## PROMPT
Return every line of the data below that includes the string "title".

(Extracted data entries)

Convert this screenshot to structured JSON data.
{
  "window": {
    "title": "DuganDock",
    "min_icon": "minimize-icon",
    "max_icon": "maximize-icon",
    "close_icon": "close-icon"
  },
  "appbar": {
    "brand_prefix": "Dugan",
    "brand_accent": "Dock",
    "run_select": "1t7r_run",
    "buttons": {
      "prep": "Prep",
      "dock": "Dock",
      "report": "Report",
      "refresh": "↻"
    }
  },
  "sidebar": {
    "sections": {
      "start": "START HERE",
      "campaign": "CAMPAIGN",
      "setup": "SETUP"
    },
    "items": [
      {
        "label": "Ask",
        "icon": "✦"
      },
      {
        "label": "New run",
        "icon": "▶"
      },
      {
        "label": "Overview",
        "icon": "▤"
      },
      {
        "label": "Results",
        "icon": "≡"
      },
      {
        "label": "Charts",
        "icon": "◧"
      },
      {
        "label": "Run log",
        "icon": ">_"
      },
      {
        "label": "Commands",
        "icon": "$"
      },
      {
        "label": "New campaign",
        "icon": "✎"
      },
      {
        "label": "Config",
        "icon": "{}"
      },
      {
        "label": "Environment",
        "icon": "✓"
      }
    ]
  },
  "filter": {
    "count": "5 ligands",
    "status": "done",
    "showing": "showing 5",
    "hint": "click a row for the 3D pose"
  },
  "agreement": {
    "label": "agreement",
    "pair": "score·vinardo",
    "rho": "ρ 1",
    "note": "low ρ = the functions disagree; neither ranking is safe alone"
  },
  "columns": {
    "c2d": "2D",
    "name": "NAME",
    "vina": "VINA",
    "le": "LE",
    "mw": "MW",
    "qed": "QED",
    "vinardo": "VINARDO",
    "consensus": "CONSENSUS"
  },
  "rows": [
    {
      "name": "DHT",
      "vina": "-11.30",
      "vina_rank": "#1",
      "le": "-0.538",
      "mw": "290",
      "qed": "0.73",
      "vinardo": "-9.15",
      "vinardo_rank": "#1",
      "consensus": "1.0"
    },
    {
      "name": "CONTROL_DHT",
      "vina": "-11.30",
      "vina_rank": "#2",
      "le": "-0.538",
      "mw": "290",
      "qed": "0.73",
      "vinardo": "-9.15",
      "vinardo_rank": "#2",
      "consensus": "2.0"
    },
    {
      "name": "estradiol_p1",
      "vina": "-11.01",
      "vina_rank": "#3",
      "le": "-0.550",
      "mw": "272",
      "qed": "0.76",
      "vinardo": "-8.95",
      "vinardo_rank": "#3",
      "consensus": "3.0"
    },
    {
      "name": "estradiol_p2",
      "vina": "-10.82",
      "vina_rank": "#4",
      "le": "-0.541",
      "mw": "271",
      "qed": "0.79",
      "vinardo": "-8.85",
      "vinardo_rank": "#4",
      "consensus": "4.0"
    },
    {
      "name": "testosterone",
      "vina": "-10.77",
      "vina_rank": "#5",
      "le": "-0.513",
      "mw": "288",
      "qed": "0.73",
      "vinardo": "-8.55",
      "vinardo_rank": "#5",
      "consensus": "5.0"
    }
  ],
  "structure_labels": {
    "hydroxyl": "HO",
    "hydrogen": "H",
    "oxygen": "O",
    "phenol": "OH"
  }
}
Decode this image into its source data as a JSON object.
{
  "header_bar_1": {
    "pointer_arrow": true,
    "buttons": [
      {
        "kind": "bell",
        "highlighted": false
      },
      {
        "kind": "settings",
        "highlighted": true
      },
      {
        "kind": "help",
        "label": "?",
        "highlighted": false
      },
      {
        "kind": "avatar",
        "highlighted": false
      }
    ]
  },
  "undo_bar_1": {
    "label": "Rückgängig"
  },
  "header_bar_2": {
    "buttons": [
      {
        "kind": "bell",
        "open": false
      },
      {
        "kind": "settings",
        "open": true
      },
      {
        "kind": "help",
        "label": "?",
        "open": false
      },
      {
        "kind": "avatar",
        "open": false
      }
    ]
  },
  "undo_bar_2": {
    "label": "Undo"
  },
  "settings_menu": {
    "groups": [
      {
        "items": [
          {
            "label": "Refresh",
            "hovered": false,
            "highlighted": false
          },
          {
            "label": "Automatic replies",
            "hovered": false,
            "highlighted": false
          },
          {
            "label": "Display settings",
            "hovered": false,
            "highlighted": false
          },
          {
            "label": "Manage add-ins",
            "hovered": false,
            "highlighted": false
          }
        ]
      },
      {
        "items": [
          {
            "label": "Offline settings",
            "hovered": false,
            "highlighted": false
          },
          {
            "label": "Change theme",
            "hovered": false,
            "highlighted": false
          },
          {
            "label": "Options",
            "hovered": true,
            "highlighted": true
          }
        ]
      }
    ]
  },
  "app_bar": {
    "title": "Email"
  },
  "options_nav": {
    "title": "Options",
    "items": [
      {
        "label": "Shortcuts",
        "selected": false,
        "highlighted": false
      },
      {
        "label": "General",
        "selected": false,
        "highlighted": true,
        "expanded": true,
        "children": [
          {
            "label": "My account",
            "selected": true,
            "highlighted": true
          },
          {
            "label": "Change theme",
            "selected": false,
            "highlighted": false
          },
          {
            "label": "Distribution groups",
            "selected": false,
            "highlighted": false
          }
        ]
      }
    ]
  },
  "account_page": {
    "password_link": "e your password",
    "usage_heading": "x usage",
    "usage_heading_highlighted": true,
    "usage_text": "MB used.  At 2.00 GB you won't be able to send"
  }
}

## RESULT
    "title": "DuganDock",
    "title": "Email"
    "title": "Options",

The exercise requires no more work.